__Task statement__:
Give only the number of lines in these records that contain the word "highlighted".

— START OF Dataset entries —

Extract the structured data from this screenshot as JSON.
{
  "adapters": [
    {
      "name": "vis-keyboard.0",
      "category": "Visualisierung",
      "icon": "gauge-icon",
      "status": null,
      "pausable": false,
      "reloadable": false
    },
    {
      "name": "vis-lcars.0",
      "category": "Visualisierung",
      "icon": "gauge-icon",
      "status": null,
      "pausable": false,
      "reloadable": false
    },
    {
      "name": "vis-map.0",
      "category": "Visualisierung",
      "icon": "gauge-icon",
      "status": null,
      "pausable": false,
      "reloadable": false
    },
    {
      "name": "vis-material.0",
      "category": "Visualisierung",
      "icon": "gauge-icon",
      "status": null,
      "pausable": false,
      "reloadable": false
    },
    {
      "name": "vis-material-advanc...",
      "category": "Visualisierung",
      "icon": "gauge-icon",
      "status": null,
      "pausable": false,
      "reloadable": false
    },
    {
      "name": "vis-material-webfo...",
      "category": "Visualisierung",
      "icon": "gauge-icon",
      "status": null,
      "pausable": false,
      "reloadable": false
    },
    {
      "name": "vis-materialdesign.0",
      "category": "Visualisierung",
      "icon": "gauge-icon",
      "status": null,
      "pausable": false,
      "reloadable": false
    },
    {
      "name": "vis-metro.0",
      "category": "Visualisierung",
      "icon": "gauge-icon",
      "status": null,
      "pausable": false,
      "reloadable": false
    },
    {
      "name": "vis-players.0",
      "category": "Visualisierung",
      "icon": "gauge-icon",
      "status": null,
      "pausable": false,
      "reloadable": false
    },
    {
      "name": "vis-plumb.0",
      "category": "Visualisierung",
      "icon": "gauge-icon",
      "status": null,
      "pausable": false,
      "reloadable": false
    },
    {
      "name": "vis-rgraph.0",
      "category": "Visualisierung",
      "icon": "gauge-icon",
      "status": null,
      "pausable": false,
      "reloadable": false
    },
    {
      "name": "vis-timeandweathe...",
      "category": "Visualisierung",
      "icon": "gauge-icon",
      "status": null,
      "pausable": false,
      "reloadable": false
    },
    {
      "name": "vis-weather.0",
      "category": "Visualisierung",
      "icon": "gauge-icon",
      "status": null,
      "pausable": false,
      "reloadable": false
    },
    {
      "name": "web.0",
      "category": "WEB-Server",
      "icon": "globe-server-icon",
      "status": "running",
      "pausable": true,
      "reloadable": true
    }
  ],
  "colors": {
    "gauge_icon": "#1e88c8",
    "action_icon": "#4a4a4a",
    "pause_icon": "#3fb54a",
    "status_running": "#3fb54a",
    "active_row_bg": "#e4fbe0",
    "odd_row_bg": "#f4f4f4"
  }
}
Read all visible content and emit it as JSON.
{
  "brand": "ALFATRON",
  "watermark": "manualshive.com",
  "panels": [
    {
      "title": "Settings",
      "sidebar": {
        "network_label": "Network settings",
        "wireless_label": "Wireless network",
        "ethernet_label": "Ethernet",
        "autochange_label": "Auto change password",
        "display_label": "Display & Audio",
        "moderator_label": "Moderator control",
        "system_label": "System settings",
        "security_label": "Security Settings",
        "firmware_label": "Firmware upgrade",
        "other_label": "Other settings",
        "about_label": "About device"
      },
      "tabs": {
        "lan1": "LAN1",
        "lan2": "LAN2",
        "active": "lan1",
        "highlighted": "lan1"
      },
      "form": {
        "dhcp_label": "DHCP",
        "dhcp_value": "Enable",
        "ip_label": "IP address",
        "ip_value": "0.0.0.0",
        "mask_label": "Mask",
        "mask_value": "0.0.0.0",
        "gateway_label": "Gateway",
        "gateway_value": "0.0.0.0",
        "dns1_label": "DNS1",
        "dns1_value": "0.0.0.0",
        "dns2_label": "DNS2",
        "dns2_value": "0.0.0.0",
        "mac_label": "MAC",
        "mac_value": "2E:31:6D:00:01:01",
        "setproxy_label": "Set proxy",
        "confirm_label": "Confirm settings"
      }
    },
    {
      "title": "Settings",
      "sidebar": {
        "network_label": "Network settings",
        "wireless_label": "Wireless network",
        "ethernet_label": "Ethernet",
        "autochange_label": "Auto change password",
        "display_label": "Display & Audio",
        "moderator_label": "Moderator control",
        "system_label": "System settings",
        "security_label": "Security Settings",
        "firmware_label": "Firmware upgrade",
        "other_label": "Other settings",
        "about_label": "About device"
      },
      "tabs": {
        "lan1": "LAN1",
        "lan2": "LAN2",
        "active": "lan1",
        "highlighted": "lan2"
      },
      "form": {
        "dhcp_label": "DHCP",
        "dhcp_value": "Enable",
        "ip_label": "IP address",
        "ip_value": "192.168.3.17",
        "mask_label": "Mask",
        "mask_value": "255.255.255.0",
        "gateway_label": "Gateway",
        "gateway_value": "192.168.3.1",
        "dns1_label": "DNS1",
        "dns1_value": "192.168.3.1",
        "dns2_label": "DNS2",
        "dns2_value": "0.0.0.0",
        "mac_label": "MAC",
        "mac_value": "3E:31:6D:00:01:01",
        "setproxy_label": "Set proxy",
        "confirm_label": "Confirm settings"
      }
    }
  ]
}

— END OF Dataset entries —

__Expected output__:
2